■ Requirement
Search the material below for the word "detaļas". Copy every line that has it.

Records from a dataset:
---
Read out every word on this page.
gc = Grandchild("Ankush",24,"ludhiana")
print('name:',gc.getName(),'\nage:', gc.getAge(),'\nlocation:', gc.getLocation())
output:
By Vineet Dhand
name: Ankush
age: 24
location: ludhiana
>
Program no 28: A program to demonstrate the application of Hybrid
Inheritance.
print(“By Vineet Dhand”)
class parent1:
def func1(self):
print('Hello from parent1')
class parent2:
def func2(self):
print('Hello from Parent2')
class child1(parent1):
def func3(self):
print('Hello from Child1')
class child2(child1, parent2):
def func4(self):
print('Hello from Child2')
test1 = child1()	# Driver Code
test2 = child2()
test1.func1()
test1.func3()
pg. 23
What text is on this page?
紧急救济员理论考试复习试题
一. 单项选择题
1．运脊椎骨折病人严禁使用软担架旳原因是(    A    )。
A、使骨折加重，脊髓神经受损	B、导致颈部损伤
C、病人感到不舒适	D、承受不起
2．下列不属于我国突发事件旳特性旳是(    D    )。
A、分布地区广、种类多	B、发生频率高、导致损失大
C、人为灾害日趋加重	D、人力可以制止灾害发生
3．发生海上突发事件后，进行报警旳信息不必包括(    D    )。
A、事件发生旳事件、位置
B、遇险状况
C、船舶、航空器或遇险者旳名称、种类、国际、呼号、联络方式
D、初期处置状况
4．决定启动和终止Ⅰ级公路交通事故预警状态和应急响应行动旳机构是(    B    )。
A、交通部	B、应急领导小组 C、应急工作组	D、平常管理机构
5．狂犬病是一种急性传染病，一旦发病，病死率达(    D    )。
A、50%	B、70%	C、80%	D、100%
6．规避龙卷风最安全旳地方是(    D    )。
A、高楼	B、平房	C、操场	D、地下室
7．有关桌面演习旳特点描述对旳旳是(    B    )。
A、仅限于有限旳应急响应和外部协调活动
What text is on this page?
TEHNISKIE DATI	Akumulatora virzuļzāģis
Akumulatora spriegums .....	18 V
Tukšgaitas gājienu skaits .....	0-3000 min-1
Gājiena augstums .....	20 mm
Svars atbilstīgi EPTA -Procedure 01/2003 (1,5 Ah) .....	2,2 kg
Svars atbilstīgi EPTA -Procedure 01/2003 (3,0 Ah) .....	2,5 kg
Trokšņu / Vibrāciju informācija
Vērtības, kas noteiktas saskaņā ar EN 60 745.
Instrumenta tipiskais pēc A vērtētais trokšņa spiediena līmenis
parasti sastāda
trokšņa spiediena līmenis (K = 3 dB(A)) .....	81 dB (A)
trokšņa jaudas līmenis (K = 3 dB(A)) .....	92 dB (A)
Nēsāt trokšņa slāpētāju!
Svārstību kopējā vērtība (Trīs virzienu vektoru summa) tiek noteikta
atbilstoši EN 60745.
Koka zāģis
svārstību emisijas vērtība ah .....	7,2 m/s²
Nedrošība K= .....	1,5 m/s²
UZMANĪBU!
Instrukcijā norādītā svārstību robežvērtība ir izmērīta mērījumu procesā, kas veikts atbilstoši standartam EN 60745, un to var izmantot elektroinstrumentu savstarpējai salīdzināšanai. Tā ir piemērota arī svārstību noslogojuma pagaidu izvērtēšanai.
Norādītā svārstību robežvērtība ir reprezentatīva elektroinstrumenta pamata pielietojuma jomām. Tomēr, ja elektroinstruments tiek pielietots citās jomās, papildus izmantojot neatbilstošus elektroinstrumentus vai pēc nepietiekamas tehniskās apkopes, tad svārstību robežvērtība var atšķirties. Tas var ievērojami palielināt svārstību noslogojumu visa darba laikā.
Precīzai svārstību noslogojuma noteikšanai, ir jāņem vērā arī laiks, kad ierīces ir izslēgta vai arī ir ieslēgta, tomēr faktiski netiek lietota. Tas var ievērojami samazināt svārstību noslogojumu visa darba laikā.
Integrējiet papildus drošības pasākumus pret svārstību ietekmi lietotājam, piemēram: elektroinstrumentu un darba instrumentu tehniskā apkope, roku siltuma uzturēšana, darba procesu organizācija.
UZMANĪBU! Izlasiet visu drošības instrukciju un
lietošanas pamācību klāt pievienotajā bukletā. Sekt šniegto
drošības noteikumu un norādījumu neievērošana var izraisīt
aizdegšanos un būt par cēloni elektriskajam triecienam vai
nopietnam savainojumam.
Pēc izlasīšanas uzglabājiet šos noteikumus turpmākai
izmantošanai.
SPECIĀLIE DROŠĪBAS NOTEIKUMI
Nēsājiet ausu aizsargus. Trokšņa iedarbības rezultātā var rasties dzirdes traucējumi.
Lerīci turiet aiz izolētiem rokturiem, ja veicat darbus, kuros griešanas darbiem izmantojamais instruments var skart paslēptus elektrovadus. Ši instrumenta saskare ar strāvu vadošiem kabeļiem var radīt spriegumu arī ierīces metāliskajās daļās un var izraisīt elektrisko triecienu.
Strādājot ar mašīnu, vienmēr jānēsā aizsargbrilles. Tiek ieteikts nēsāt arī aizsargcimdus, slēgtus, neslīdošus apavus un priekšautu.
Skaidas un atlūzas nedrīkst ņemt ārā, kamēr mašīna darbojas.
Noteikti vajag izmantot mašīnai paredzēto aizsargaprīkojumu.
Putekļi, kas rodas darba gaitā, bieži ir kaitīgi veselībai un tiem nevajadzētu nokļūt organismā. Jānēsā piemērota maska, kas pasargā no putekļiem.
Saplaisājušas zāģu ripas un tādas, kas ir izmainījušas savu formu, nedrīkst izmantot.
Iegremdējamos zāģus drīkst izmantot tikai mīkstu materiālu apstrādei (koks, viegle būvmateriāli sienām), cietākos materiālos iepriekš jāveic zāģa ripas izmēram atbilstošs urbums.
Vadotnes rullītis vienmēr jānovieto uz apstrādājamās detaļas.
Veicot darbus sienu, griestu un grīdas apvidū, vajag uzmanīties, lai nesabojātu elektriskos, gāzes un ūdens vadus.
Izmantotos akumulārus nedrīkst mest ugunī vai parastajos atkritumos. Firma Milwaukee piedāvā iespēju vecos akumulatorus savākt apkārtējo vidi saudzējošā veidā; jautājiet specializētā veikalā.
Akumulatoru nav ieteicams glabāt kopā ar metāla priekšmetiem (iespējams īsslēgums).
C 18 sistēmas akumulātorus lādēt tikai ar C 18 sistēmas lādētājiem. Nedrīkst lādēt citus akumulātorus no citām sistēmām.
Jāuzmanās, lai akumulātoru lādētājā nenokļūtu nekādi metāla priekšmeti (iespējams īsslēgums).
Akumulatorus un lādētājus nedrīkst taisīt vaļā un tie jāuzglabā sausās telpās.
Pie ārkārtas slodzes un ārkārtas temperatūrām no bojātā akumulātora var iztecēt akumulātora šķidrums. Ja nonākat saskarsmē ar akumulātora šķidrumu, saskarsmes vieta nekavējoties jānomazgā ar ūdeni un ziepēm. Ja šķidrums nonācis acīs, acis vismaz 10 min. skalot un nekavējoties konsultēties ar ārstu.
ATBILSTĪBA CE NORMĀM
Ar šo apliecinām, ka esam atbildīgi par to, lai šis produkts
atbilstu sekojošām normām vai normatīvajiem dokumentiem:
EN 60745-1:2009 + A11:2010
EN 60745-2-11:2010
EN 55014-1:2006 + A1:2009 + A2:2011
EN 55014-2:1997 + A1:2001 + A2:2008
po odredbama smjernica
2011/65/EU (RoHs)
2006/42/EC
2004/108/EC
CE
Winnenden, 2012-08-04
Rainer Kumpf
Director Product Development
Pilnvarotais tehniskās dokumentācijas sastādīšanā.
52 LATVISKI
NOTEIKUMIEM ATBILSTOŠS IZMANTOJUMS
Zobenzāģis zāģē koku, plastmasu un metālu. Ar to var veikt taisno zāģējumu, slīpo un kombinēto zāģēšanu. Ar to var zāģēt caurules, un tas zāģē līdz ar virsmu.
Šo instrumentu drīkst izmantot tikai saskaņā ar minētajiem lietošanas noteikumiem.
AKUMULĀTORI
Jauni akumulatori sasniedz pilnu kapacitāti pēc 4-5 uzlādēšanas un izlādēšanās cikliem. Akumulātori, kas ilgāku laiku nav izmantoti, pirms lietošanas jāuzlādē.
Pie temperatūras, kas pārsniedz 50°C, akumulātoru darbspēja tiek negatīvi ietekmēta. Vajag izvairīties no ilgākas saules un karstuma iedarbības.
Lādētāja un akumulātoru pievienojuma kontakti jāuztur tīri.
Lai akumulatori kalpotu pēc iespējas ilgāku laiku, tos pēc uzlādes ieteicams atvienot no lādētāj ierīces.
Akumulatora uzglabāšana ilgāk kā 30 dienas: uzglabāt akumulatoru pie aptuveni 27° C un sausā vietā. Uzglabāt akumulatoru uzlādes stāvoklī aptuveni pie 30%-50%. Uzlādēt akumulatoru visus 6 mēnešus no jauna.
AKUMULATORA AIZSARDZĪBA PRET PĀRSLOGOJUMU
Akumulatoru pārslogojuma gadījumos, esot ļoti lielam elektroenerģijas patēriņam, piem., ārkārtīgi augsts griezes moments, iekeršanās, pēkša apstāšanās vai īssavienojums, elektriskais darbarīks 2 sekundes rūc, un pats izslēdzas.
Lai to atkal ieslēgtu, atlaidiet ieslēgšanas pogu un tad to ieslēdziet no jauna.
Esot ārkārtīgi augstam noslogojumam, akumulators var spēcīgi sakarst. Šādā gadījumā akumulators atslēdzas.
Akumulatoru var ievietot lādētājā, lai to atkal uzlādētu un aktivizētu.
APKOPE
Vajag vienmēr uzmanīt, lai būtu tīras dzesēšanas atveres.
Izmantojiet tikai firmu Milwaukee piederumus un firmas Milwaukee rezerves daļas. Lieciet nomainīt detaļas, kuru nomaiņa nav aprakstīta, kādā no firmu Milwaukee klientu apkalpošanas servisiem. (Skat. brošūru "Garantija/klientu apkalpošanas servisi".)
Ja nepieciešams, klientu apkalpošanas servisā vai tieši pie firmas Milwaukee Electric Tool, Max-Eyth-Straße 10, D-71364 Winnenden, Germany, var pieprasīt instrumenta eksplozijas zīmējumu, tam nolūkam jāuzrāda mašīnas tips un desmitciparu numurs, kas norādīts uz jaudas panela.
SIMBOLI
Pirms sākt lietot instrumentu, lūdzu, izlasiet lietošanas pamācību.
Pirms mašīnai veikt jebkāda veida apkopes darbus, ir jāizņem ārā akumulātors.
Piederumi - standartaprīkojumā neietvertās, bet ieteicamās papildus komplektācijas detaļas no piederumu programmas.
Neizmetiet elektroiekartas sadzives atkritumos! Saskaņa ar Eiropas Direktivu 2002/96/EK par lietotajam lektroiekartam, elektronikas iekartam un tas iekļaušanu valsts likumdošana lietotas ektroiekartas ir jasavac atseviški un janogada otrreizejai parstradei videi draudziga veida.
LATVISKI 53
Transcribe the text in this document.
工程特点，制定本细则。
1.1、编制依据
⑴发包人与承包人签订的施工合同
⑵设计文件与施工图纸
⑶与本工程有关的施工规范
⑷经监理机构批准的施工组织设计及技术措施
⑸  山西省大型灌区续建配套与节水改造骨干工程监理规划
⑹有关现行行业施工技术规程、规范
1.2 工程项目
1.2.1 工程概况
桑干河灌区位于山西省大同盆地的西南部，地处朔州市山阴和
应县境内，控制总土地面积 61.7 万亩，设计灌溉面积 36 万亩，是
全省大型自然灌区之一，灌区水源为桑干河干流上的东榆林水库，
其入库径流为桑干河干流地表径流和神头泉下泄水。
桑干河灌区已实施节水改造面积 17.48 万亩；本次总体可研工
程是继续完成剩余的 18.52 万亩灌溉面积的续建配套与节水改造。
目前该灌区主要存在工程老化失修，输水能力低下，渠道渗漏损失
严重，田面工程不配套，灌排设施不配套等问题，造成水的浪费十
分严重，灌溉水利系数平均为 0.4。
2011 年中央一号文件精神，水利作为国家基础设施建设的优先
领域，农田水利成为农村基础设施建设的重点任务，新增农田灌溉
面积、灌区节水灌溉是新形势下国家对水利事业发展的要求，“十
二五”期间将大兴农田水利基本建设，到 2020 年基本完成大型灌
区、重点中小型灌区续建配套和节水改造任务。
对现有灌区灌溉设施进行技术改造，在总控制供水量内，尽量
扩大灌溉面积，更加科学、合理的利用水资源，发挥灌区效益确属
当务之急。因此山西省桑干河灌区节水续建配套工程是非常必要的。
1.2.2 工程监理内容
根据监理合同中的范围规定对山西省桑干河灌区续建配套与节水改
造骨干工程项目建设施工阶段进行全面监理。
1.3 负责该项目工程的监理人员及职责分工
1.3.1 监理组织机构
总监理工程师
---
■ Expected output
Vadotnes rullītis vienmēr jānovieto uz apstrādājamās detaļas.
Izmantojiet tikai firmu Milwaukee piederumus un firmas Milwaukee rezerves daļas. Lieciet nomainīt detaļas, kuru nomaiņa nav aprakstīta, kādā no firmu Milwaukee klientu apkalpošanas servisiem. (Skat. brošūru "Garantija/klientu apkalpošanas servisi".)
Piederumi - standartaprīkojumā neietvertās, bet ieteicamās papildus komplektācijas detaļas no piederumu programmas.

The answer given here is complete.